= Data listing =
-- Start --
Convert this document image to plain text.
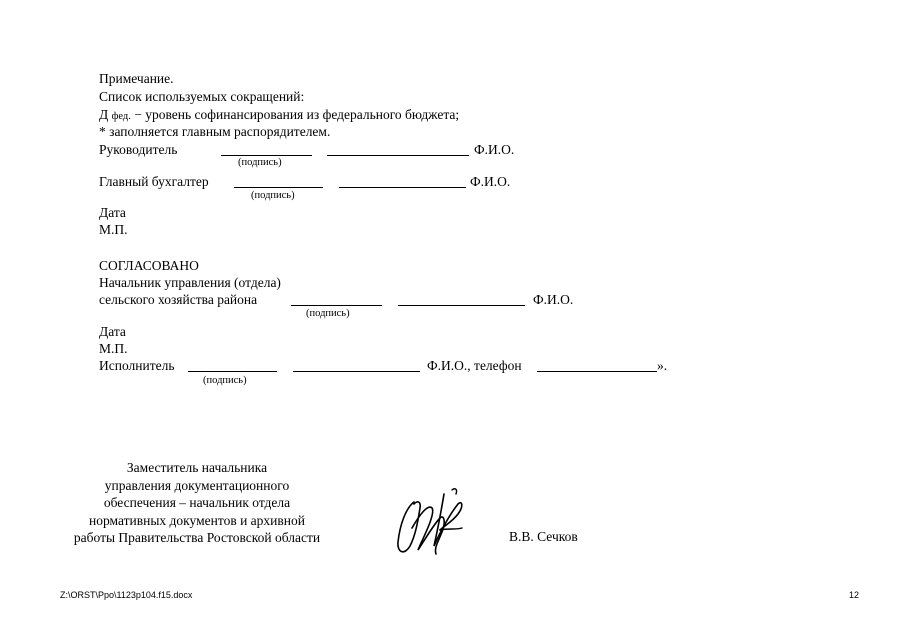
Примечание.
Список используемых сокращений:
Д фед. − уровень софинансирования из федерального бюджета;
* заполняется главным распорядителем.
Руководитель	Ф.И.О.
(подпись)
Главный бухгалтер	Ф.И.О.
(подпись)
Дата
М.П.
СОГЛАСОВАНО
Начальник управления (отдела)
сельского хозяйства района	Ф.И.О.
(подпись)
Дата
М.П.
Исполнитель	Ф.И.О., телефон	».
(подпись)
Заместитель начальника
управления документационного
обеспечения – начальник отдела
нормативных документов и архивной
работы Правительства Ростовской области	В.В. Сечков
Z:\ORST\Ppo\1123p104.f15.docx	12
-- End --
= Brief =
Transcribe the listing above verbatim. Omit the pictures.

= Task output =
Convert this document image to plain text.
Примечание.
Список используемых сокращений:
Д фед. − уровень софинансирования из федерального бюджета;
* заполняется главным распорядителем.
Руководитель	Ф.И.О.
(подпись)
Главный бухгалтер	Ф.И.О.
(подпись)
Дата
М.П.
СОГЛАСОВАНО
Начальник управления (отдела)
сельского хозяйства района	Ф.И.О.
(подпись)
Дата
М.П.
Исполнитель	Ф.И.О., телефон	».
(подпись)
Заместитель начальника
управления документационного
обеспечения – начальник отдела
нормативных документов и архивной
работы Правительства Ростовской области	В.В. Сечков
Z:\ORST\Ppo\1123p104.f15.docx	12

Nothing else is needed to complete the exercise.